EXERCISE MATERIALS –
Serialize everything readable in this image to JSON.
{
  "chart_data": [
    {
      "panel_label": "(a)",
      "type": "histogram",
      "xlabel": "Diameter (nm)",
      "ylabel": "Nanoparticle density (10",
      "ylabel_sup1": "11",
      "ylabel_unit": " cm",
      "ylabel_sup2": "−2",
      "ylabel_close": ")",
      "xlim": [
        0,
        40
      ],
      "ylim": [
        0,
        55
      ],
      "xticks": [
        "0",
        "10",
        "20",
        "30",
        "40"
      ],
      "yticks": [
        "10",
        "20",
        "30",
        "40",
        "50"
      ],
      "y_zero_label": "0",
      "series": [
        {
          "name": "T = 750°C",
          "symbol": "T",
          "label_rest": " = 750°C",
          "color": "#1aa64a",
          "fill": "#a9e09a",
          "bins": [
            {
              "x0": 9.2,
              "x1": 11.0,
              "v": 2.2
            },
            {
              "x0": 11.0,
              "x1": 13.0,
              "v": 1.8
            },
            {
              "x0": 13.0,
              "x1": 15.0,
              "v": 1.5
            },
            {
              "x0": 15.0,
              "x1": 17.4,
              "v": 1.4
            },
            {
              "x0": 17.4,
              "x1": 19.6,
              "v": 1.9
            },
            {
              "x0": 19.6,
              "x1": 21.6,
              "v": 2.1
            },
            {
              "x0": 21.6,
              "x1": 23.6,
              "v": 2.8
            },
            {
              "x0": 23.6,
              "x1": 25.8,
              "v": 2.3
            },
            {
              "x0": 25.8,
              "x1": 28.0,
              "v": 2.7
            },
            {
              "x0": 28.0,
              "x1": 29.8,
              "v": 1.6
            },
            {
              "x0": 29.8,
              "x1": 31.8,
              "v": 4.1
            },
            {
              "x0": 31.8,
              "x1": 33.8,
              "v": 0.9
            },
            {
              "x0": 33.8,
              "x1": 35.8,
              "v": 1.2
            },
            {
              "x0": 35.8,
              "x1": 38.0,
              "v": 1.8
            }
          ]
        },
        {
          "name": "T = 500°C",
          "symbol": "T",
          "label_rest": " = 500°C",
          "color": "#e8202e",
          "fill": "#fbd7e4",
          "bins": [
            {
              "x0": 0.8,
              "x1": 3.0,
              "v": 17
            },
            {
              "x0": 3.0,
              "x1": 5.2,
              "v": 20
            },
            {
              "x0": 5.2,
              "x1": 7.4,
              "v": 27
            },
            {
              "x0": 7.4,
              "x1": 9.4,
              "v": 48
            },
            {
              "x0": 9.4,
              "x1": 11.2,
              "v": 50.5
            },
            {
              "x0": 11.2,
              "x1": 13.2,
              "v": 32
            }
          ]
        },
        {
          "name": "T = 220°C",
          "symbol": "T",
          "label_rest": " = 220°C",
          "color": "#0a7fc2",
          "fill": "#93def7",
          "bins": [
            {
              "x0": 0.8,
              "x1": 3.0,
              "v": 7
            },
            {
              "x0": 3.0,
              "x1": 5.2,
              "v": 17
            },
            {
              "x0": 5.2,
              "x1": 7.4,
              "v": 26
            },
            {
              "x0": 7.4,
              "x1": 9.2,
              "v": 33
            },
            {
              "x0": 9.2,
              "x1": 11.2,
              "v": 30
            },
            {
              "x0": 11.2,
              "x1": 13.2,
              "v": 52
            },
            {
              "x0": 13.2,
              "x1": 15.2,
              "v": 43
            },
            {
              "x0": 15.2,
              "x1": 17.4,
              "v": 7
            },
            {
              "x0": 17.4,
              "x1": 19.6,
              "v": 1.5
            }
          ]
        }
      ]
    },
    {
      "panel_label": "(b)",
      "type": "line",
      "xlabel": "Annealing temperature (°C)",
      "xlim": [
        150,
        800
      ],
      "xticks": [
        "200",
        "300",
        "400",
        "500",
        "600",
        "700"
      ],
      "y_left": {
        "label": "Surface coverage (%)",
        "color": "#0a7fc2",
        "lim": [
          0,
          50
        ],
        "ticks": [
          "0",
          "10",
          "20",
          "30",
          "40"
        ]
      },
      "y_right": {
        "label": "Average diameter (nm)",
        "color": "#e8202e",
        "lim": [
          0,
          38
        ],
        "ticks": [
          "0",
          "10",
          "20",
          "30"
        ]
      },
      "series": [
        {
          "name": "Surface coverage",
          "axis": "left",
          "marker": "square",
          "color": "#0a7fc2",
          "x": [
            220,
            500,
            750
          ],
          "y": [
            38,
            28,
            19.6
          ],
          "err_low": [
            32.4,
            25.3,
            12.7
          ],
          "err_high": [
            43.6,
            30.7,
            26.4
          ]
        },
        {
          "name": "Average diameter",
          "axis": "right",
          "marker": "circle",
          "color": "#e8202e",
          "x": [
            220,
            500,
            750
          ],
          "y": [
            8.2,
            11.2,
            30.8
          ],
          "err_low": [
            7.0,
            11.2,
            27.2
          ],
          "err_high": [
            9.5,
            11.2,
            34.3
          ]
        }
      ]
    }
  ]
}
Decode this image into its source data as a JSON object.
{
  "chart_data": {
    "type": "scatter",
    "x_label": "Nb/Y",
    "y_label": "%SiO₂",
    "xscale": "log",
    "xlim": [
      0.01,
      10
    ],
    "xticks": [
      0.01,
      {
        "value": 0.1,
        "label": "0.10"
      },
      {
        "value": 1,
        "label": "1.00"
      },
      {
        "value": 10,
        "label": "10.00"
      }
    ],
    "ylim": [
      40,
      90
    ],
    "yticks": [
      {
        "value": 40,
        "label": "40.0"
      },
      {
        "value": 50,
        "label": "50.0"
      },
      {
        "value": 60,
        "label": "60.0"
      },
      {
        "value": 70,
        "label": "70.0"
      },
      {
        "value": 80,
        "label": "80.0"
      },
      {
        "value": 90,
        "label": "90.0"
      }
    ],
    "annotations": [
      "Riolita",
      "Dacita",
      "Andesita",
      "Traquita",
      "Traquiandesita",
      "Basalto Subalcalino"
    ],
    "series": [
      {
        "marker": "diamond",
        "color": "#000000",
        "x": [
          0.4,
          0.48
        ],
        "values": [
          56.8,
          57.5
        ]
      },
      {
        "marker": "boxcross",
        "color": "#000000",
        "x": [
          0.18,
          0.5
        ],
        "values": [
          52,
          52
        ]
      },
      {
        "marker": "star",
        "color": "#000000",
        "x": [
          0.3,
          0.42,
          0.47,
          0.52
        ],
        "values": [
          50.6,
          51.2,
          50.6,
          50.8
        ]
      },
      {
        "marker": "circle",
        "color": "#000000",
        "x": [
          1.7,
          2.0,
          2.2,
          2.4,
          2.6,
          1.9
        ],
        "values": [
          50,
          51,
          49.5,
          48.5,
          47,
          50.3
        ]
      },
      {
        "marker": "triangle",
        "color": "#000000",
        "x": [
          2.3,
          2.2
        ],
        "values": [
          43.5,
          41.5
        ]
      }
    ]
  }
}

WHAT IS BEING ASKED – Search the lines for the string "JSON" and copy every line that has it.

RESULT OF THE TASK –
Serialize everything readable in this image to JSON.
Decode this image into its source data as a JSON object.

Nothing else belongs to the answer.